## begin

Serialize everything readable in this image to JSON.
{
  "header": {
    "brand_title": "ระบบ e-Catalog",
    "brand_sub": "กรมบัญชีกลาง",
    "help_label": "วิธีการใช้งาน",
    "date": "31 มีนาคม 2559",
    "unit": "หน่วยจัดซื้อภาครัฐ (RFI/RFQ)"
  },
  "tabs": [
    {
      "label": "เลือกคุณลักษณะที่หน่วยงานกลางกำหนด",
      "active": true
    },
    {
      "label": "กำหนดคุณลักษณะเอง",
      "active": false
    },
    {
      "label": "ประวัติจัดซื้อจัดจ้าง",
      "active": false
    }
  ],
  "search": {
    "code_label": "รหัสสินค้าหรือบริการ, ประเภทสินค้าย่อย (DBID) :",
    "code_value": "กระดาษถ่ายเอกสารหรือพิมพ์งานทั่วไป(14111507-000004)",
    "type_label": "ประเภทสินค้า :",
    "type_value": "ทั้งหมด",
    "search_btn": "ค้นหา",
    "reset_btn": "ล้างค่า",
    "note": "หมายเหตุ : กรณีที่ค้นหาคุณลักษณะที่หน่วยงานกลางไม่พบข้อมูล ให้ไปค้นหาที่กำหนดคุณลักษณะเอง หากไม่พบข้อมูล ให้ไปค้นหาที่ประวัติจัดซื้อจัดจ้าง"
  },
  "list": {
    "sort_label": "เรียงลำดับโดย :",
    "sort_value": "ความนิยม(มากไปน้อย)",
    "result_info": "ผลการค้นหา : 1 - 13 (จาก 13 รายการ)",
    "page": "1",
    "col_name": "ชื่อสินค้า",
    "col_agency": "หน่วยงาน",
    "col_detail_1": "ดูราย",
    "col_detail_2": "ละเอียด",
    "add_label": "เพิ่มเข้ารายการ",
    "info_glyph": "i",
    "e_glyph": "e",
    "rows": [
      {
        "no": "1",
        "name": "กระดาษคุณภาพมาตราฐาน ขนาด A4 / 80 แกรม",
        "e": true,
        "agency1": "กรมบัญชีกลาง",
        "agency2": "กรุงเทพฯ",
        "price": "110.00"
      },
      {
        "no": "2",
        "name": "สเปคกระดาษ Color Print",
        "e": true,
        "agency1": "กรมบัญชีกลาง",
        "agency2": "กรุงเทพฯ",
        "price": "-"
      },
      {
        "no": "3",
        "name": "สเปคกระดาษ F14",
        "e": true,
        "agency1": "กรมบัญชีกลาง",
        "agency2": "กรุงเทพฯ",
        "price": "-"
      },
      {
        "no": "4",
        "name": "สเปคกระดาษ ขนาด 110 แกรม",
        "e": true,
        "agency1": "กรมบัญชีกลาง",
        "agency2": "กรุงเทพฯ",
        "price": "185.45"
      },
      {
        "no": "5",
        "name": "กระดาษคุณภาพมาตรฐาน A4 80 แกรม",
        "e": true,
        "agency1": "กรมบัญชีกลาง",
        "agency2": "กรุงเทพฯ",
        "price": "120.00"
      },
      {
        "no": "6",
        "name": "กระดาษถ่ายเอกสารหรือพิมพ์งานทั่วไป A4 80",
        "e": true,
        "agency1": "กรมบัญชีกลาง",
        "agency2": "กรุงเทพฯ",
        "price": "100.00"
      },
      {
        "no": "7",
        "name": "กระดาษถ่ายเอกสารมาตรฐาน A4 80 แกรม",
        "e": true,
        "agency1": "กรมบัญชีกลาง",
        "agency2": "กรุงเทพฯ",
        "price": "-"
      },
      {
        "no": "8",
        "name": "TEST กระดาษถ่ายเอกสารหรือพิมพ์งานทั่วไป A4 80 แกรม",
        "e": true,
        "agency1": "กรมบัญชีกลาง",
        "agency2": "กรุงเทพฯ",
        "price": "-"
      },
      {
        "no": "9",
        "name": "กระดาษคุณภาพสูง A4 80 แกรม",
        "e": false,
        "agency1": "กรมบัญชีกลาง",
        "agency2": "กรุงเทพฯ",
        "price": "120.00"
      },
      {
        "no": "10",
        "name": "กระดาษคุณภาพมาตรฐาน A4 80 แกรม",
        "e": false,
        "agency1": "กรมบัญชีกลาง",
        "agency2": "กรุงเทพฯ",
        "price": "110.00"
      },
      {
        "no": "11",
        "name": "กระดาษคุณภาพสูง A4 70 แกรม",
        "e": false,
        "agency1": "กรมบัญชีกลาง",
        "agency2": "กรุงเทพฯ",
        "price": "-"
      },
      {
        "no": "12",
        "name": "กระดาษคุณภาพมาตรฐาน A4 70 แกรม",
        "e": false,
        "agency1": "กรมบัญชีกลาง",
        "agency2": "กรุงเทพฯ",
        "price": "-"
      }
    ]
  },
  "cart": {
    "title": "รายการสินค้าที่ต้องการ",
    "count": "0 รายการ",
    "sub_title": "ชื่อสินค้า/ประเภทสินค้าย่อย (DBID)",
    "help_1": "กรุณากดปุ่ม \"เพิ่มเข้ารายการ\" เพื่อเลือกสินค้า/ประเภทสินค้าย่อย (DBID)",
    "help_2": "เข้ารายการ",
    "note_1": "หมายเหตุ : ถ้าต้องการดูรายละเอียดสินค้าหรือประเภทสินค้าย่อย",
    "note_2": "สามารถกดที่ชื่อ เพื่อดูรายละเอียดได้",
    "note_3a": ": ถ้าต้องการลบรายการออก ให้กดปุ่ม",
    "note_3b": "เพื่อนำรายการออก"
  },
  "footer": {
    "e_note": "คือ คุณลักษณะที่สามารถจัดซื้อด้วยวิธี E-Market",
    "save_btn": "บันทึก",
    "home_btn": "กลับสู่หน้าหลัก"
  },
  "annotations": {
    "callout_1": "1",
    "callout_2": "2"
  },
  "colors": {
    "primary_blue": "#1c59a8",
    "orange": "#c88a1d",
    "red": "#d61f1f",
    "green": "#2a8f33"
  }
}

## end
## begin

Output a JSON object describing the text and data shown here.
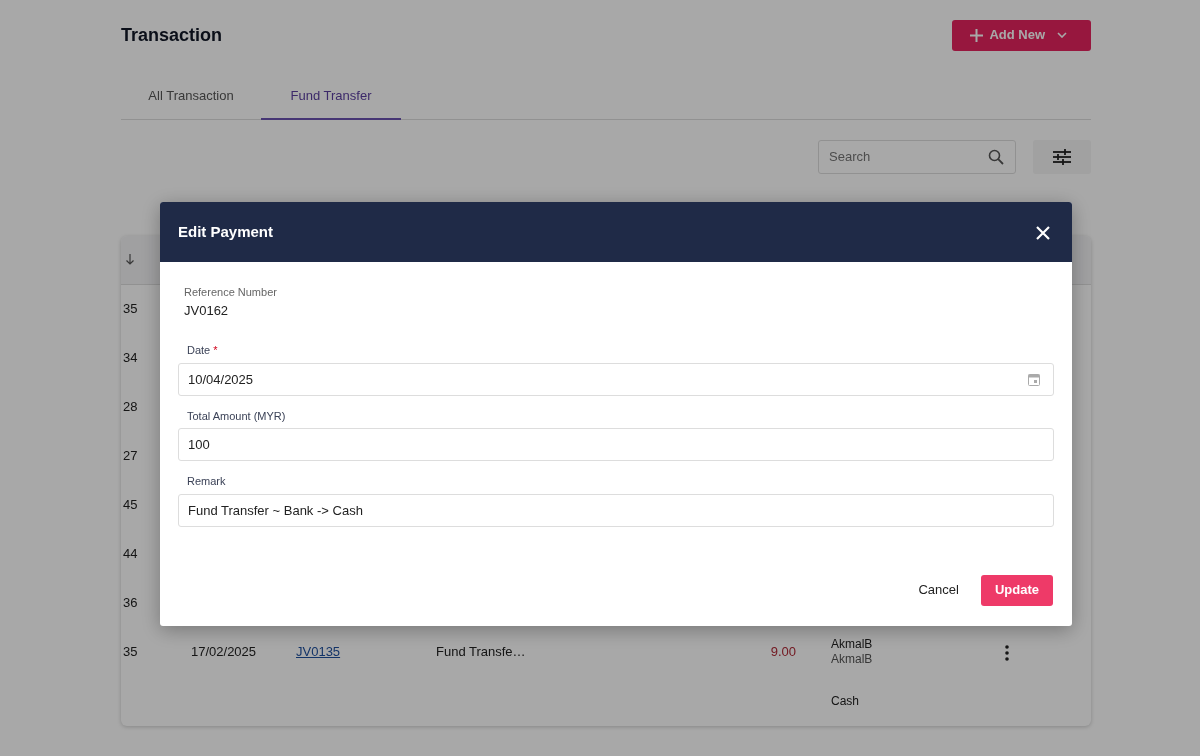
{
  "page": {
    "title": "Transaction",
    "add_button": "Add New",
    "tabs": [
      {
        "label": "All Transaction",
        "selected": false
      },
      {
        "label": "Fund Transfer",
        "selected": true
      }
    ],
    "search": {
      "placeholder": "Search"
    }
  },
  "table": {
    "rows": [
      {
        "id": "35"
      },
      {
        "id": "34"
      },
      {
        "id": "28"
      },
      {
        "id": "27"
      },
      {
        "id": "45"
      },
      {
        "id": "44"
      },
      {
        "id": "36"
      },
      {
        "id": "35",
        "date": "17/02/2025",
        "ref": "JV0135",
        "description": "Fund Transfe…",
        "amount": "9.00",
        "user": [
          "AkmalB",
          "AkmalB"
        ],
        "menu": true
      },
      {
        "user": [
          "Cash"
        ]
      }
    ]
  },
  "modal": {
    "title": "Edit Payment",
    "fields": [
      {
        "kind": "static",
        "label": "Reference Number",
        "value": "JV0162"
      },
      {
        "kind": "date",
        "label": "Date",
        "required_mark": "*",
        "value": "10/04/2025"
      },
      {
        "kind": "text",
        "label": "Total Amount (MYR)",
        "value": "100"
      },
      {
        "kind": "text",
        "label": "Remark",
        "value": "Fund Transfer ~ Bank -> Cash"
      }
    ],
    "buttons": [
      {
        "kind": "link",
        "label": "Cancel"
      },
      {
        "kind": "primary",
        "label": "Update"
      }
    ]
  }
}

## end

■ **Task details**
Return all lines containing "ประว".

■ **Task output**
      "label": "ประวัติจัดซื้อจัดจ้าง",
    "note": "หมายเหตุ : กรณีที่ค้นหาคุณลักษณะที่หน่วยงานกลางไม่พบข้อมูล ให้ไปค้นหาที่กำหนดคุณลักษณะเอง หากไม่พบข้อมูล ให้ไปค้นหาที่ประวัติจัดซื้อจัดจ้าง"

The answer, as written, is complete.